▽
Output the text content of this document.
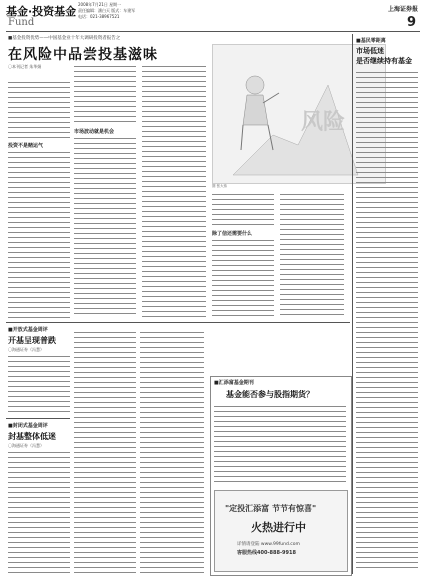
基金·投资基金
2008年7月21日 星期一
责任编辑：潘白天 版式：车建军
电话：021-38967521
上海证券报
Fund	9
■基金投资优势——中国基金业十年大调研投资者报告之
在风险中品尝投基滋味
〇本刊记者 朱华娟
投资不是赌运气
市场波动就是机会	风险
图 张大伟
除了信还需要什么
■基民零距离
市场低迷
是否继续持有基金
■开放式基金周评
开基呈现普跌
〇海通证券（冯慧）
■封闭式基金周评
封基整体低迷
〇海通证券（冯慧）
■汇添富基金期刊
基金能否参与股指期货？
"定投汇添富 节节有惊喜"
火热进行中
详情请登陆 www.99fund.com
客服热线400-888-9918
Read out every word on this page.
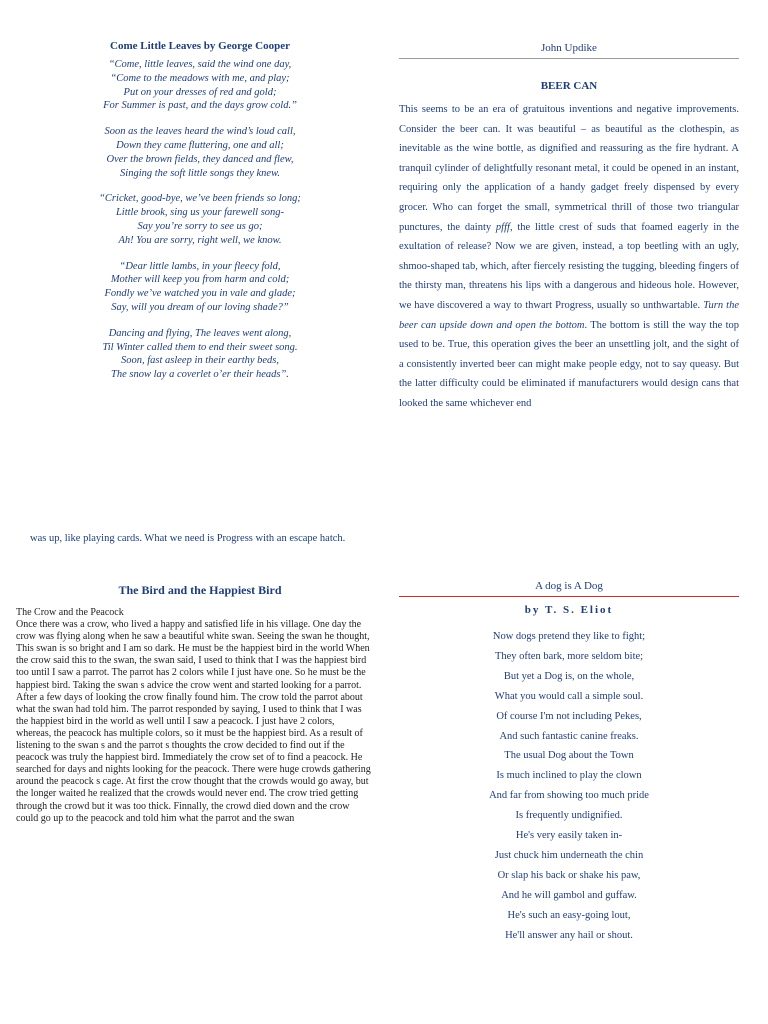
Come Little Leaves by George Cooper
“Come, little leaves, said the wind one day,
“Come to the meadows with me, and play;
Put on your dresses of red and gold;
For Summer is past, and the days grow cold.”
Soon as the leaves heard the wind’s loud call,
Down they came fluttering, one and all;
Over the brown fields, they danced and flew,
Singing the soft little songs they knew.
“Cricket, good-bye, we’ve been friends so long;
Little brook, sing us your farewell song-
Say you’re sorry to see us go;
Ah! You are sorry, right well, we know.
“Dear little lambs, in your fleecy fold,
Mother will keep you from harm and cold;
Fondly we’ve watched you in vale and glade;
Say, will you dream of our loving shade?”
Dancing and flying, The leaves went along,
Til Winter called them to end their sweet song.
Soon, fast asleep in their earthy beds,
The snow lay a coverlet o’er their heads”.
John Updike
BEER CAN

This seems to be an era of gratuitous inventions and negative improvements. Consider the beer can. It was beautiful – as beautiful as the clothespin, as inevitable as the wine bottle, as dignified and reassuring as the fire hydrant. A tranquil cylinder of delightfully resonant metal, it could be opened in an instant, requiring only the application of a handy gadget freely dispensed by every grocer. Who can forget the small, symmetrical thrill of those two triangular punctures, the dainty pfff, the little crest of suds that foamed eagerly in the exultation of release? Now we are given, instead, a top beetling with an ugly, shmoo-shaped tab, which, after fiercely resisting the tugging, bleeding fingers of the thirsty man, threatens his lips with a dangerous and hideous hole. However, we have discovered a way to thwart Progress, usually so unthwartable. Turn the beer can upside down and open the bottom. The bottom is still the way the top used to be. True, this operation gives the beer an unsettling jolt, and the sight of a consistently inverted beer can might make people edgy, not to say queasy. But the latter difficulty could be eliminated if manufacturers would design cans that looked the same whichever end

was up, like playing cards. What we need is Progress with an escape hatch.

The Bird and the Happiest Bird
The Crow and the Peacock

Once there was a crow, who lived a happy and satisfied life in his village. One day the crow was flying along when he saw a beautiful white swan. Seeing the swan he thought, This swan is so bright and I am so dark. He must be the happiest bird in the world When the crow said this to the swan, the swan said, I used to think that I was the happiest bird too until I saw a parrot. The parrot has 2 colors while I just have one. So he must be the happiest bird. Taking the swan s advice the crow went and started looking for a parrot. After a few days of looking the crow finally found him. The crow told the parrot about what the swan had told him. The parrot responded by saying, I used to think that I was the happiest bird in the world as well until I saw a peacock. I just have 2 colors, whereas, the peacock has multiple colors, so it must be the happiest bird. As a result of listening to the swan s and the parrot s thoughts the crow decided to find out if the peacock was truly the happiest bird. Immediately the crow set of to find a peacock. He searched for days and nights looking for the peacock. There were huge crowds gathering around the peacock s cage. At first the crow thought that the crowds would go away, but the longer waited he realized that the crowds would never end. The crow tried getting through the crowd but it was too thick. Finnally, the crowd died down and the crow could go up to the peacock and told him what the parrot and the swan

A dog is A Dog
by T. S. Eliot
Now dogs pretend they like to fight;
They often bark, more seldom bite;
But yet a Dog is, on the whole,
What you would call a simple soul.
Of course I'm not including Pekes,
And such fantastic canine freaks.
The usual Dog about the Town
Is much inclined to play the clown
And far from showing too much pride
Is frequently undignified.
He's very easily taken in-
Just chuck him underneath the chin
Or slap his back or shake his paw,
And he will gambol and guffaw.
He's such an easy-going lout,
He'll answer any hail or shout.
△
▽
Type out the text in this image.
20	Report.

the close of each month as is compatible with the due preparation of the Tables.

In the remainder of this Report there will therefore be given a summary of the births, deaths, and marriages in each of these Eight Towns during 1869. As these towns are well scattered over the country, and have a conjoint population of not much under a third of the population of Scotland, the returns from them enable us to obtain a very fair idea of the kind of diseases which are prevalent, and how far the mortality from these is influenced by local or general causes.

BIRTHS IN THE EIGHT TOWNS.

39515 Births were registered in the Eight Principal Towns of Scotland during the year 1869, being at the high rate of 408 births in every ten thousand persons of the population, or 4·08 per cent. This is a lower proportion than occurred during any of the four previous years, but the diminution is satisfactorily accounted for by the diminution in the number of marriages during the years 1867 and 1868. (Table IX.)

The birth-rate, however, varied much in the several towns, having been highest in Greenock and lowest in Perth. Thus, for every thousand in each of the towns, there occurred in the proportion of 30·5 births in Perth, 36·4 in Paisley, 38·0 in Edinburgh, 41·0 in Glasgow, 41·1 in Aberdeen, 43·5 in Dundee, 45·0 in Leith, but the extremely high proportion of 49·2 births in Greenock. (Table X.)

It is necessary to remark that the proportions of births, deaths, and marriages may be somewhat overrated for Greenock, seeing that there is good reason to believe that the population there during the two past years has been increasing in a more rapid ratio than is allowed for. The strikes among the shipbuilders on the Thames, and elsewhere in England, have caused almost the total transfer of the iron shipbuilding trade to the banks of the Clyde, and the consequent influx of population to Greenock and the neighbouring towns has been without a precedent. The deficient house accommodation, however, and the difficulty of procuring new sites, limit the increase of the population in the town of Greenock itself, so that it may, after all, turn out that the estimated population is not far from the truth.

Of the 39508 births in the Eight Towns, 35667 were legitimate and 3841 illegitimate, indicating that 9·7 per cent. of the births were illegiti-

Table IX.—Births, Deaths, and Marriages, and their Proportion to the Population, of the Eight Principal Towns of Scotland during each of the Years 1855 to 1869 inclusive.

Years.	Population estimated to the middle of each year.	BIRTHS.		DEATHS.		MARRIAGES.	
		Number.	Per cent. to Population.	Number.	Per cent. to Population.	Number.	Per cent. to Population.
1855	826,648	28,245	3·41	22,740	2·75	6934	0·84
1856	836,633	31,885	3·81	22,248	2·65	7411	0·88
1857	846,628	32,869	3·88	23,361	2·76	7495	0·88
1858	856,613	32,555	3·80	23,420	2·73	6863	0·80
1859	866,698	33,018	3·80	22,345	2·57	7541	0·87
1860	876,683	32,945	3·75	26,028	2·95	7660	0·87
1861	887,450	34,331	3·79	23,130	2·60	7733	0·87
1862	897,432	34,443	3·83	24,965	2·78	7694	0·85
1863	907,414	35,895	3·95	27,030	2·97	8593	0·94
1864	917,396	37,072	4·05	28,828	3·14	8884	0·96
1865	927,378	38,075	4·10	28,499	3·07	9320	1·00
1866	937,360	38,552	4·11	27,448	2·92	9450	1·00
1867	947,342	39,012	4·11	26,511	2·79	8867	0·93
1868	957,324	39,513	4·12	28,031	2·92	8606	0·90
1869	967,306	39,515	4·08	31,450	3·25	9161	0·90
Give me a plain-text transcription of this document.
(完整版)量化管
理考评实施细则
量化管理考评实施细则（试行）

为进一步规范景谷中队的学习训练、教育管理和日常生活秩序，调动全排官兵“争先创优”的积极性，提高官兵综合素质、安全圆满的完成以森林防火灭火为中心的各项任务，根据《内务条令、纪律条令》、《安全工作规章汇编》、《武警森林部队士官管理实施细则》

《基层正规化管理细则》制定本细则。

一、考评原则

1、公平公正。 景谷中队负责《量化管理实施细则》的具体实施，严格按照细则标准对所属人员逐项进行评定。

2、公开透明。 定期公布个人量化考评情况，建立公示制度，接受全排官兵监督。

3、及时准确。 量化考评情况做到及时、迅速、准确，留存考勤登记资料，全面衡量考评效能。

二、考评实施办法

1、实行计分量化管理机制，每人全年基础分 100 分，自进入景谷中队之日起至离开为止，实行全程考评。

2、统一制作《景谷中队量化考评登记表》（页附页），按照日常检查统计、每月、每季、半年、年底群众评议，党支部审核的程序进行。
△
▽
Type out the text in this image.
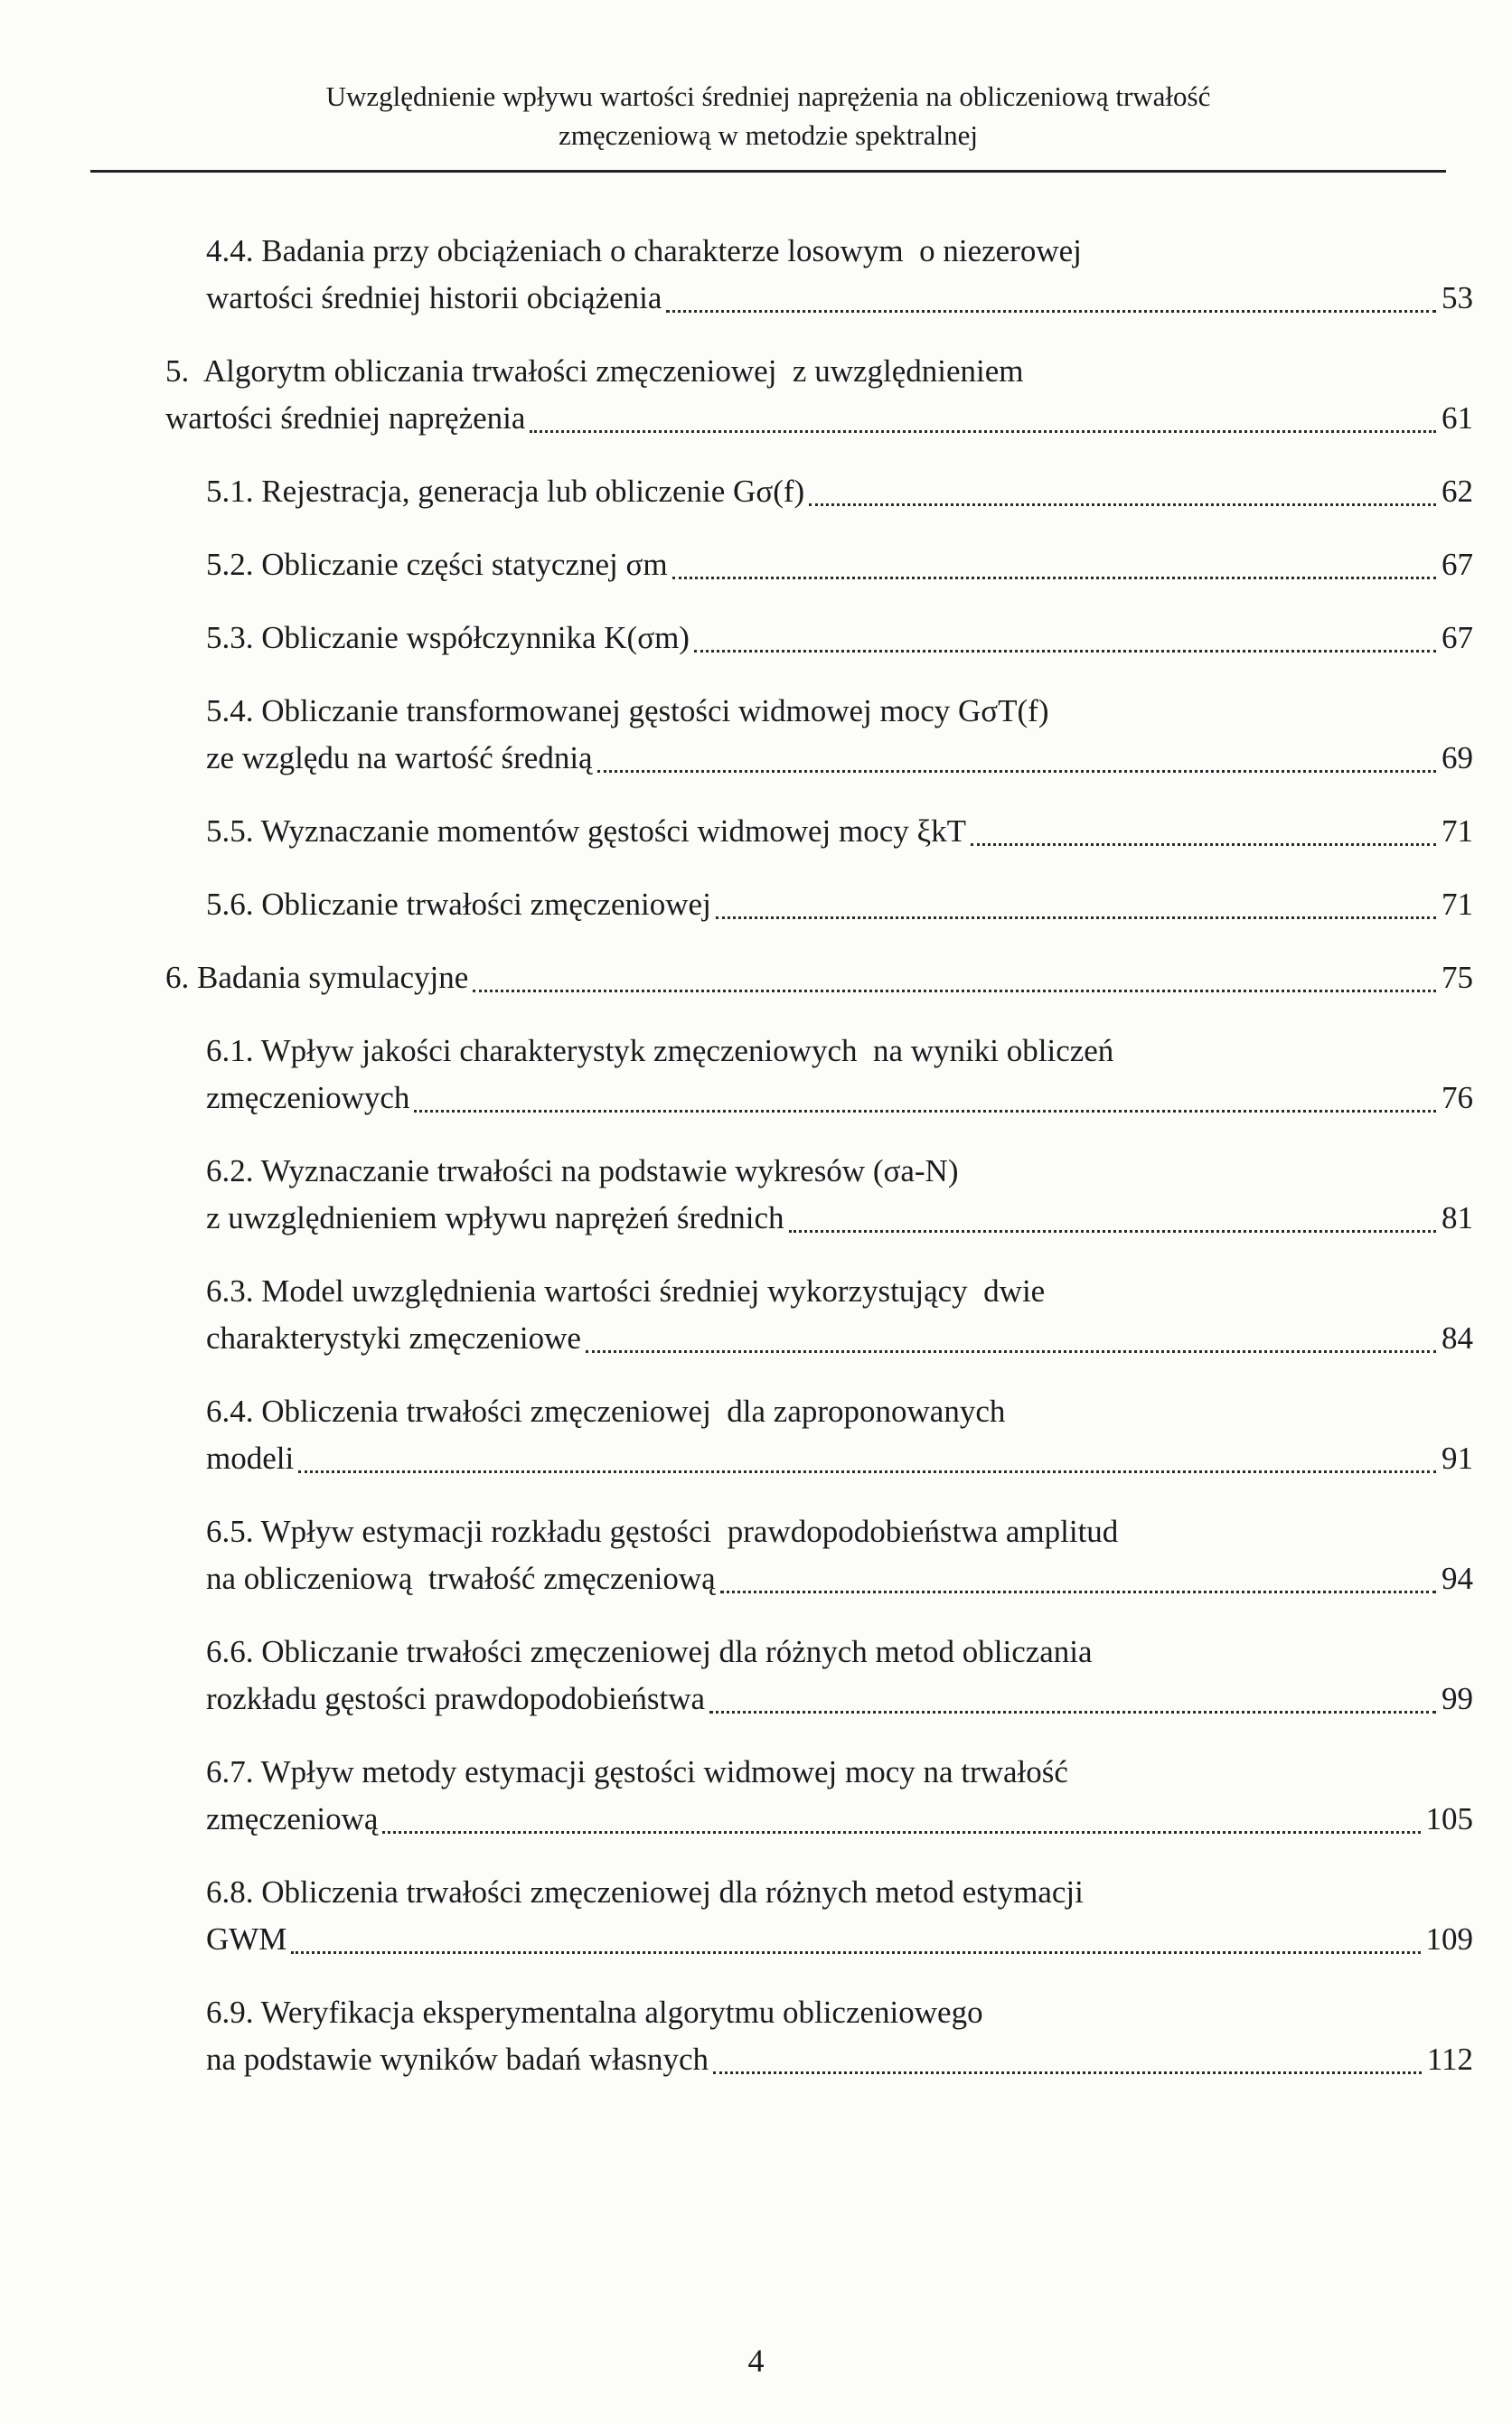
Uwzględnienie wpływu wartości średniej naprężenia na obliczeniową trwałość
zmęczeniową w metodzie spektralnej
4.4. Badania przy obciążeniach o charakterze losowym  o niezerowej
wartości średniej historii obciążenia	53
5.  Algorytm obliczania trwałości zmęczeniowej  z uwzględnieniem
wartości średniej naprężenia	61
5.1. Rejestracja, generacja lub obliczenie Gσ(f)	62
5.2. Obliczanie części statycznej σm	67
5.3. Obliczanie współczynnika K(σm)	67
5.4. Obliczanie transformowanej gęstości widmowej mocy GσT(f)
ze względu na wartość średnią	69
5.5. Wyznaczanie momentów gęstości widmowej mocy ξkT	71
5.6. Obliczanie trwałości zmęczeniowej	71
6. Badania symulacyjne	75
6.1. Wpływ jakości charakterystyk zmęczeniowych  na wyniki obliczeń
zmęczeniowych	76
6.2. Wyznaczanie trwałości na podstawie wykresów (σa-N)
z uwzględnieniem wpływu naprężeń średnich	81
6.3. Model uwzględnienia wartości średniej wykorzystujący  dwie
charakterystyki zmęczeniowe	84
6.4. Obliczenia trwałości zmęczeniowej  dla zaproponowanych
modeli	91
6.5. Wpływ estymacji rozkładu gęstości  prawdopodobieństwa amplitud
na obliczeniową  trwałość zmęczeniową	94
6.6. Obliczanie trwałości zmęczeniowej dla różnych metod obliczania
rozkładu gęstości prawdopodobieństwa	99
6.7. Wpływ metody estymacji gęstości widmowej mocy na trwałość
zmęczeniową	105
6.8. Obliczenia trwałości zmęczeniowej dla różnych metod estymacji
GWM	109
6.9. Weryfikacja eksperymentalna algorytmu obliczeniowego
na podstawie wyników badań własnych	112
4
△
Collect every line above that contains the word "each".

#### CORRECT OUTPUT:
the close of each month as is compatible with the due preparation of the Tables.
In the remainder of this Report there will therefore be given a summary of the births, deaths, and marriages in each of these Eight Towns during 1869. As these towns are well scattered over the country, and have a conjoint population of not much under a third of the population of Scotland, the returns from them enable us to obtain a very fair idea of the kind of diseases which are prevalent, and how far the mortality from these is influenced by local or general causes.
The birth-rate, however, varied much in the several towns, having been highest in Greenock and lowest in Perth. Thus, for every thousand in each of the towns, there occurred in the proportion of 30·5 births in Perth, 36·4 in Paisley, 38·0 in Edinburgh, 41·0 in Glasgow, 41·1 in Aberdeen, 43·5 in Dundee, 45·0 in Leith, but the extremely high proportion of 49·2 births in Greenock. (Table X.)
Table IX.—Births, Deaths, and Marriages, and their Proportion to the Population, of the Eight Principal Towns of Scotland during each of the Years 1855 to 1869 inclusive.
Years.	Population estimated to the middle of each year.	BIRTHS.		DEATHS.		MARRIAGES.	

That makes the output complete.